» **DATA**:
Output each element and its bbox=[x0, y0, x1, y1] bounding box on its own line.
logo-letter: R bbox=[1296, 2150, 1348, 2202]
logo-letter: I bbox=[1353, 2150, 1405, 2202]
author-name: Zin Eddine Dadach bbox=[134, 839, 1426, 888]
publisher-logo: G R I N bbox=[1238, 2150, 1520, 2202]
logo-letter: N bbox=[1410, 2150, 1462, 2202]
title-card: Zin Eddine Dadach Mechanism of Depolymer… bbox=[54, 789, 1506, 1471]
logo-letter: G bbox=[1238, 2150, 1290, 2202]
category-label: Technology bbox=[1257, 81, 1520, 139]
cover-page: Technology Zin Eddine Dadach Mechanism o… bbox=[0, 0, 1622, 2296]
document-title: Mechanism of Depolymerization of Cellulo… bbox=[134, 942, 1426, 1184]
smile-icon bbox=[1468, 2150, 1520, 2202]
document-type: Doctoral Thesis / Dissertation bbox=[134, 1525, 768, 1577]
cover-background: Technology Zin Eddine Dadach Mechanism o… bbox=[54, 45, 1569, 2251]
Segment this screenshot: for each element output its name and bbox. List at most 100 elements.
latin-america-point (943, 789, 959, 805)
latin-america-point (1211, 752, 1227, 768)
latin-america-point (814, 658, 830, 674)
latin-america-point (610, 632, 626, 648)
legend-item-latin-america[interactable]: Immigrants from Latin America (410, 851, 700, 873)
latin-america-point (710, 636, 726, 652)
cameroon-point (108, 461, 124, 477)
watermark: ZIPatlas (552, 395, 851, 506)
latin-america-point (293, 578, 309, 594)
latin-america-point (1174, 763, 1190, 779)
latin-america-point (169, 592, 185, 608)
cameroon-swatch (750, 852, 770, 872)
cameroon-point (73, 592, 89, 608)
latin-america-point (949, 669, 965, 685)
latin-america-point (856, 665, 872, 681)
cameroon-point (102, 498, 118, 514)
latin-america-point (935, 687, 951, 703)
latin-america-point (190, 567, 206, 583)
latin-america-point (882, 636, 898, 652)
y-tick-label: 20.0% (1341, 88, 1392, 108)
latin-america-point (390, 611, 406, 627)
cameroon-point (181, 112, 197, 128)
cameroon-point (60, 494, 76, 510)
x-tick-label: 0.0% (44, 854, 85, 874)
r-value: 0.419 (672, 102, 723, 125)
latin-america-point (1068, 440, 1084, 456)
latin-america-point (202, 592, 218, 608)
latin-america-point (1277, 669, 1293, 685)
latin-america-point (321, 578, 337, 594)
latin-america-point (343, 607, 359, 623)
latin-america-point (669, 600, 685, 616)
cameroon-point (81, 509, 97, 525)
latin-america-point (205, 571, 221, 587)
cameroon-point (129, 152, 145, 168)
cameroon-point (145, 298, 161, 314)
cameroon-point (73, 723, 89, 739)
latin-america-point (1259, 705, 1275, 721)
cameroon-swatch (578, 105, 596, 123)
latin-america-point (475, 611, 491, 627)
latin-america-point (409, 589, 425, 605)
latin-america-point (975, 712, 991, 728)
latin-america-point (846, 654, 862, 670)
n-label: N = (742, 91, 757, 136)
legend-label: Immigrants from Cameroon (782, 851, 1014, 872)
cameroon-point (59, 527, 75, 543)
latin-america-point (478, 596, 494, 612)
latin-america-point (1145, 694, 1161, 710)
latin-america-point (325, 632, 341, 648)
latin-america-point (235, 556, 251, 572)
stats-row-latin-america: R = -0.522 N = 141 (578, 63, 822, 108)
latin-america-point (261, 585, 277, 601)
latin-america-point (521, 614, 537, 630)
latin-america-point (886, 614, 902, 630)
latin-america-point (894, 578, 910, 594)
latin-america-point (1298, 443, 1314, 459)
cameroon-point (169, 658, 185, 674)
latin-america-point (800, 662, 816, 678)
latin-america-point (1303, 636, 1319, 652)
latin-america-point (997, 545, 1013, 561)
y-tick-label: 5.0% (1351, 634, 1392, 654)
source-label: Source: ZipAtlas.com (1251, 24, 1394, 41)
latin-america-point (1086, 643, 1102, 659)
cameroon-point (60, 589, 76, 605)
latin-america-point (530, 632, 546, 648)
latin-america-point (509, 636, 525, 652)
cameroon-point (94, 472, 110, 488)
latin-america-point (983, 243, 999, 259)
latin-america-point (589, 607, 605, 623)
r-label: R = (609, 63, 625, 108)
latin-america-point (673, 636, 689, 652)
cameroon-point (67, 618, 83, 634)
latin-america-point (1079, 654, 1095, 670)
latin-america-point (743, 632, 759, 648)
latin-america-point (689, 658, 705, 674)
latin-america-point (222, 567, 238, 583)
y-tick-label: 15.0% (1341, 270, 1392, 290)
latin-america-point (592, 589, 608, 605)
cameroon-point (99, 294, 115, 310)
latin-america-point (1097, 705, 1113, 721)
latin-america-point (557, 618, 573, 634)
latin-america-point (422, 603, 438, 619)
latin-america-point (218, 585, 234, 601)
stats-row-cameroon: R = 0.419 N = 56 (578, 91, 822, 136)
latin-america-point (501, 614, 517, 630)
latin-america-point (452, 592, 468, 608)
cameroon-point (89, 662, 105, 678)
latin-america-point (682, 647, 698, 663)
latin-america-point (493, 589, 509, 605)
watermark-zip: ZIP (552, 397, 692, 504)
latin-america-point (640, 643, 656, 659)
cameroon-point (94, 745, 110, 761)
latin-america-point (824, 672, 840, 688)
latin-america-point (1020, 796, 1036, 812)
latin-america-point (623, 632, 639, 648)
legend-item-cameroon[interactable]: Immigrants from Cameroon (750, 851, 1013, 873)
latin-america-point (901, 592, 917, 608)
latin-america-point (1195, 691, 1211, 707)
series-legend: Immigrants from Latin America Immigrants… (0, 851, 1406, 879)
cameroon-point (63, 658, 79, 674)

» **WHAT IS REQUIRED**: Please transcribe all of the items above line for line, matching each character precisely.

» **THE RESPONSE**:
Output each element and its bbox=[x0, y0, x1, y1] bounding box on its own line.
logo-letter: R bbox=[1296, 2150, 1348, 2202]
logo-letter: I bbox=[1353, 2150, 1405, 2202]
author-name: Zin Eddine Dadach bbox=[134, 839, 1426, 888]
publisher-logo: G R I N bbox=[1238, 2150, 1520, 2202]
logo-letter: N bbox=[1410, 2150, 1462, 2202]
title-card: Zin Eddine Dadach Mechanism of Depolymer… bbox=[54, 789, 1506, 1471]
logo-letter: G bbox=[1238, 2150, 1290, 2202]
category-label: Technology bbox=[1257, 81, 1520, 139]
cover-page: Technology Zin Eddine Dadach Mechanism o… bbox=[0, 0, 1622, 2296]
document-title: Mechanism of Depolymerization of Cellulo… bbox=[134, 942, 1426, 1184]
smile-icon bbox=[1468, 2150, 1520, 2202]
document-type: Doctoral Thesis / Dissertation bbox=[134, 1525, 768, 1577]
cover-background: Technology Zin Eddine Dadach Mechanism o… bbox=[54, 45, 1569, 2251]
Segment this screenshot: for each element output its name and bbox. List at most 100 elements.
latin-america-point (943, 789, 959, 805)
latin-america-point (1211, 752, 1227, 768)
latin-america-point (814, 658, 830, 674)
latin-america-point (610, 632, 626, 648)
legend-item-latin-america[interactable]: Immigrants from Latin America (410, 851, 700, 873)
latin-america-point (710, 636, 726, 652)
cameroon-point (108, 461, 124, 477)
watermark: ZIPatlas (552, 395, 851, 506)
latin-america-point (293, 578, 309, 594)
latin-america-point (1174, 763, 1190, 779)
latin-america-point (169, 592, 185, 608)
cameroon-swatch (750, 852, 770, 872)
cameroon-point (73, 592, 89, 608)
latin-america-point (949, 669, 965, 685)
latin-america-point (856, 665, 872, 681)
cameroon-point (102, 498, 118, 514)
latin-america-point (935, 687, 951, 703)
latin-america-point (190, 567, 206, 583)
latin-america-point (882, 636, 898, 652)
y-tick-label: 20.0% (1341, 88, 1392, 108)
latin-america-point (390, 611, 406, 627)
cameroon-point (181, 112, 197, 128)
cameroon-point (60, 494, 76, 510)
x-tick-label: 0.0% (44, 854, 85, 874)
r-value: 0.419 (672, 102, 723, 125)
latin-america-point (1068, 440, 1084, 456)
latin-america-point (202, 592, 218, 608)
latin-america-point (1277, 669, 1293, 685)
latin-america-point (321, 578, 337, 594)
latin-america-point (343, 607, 359, 623)
latin-america-point (669, 600, 685, 616)
cameroon-point (81, 509, 97, 525)
latin-america-point (205, 571, 221, 587)
cameroon-point (129, 152, 145, 168)
cameroon-point (145, 298, 161, 314)
cameroon-point (73, 723, 89, 739)
latin-america-point (1259, 705, 1275, 721)
cameroon-swatch (578, 105, 596, 123)
latin-america-point (475, 611, 491, 627)
latin-america-point (409, 589, 425, 605)
latin-america-point (975, 712, 991, 728)
latin-america-point (846, 654, 862, 670)
n-label: N = (742, 91, 757, 136)
legend-label: Immigrants from Cameroon (782, 851, 1014, 872)
cameroon-point (59, 527, 75, 543)
latin-america-point (478, 596, 494, 612)
latin-america-point (1145, 694, 1161, 710)
latin-america-point (325, 632, 341, 648)
latin-america-point (235, 556, 251, 572)
stats-row-latin-america: R = -0.522 N = 141 (578, 63, 822, 108)
latin-america-point (261, 585, 277, 601)
latin-america-point (521, 614, 537, 630)
latin-america-point (886, 614, 902, 630)
latin-america-point (894, 578, 910, 594)
latin-america-point (1298, 443, 1314, 459)
cameroon-point (169, 658, 185, 674)
latin-america-point (800, 662, 816, 678)
latin-america-point (1303, 636, 1319, 652)
latin-america-point (997, 545, 1013, 561)
y-tick-label: 5.0% (1351, 634, 1392, 654)
source-label: Source: ZipAtlas.com (1251, 24, 1394, 41)
latin-america-point (1086, 643, 1102, 659)
cameroon-point (60, 589, 76, 605)
latin-america-point (530, 632, 546, 648)
latin-america-point (509, 636, 525, 652)
cameroon-point (94, 472, 110, 488)
latin-america-point (983, 243, 999, 259)
latin-america-point (589, 607, 605, 623)
r-label: R = (609, 63, 625, 108)
latin-america-point (673, 636, 689, 652)
cameroon-point (67, 618, 83, 634)
latin-america-point (1079, 654, 1095, 670)
latin-america-point (743, 632, 759, 648)
latin-america-point (689, 658, 705, 674)
latin-america-point (222, 567, 238, 583)
y-tick-label: 15.0% (1341, 270, 1392, 290)
latin-america-point (592, 589, 608, 605)
cameroon-point (99, 294, 115, 310)
latin-america-point (1097, 705, 1113, 721)
latin-america-point (557, 618, 573, 634)
latin-america-point (422, 603, 438, 619)
latin-america-point (218, 585, 234, 601)
stats-row-cameroon: R = 0.419 N = 56 (578, 91, 822, 136)
latin-america-point (501, 614, 517, 630)
latin-america-point (452, 592, 468, 608)
cameroon-point (89, 662, 105, 678)
latin-america-point (682, 647, 698, 663)
latin-america-point (493, 589, 509, 605)
watermark-zip: ZIP (552, 397, 692, 504)
latin-america-point (640, 643, 656, 659)
cameroon-point (94, 745, 110, 761)
latin-america-point (824, 672, 840, 688)
latin-america-point (1020, 796, 1036, 812)
latin-america-point (623, 632, 639, 648)
legend-item-cameroon[interactable]: Immigrants from Cameroon (750, 851, 1013, 873)
latin-america-point (901, 592, 917, 608)
latin-america-point (1195, 691, 1211, 707)
series-legend: Immigrants from Latin America Immigrants… (0, 851, 1406, 879)
cameroon-point (63, 658, 79, 674)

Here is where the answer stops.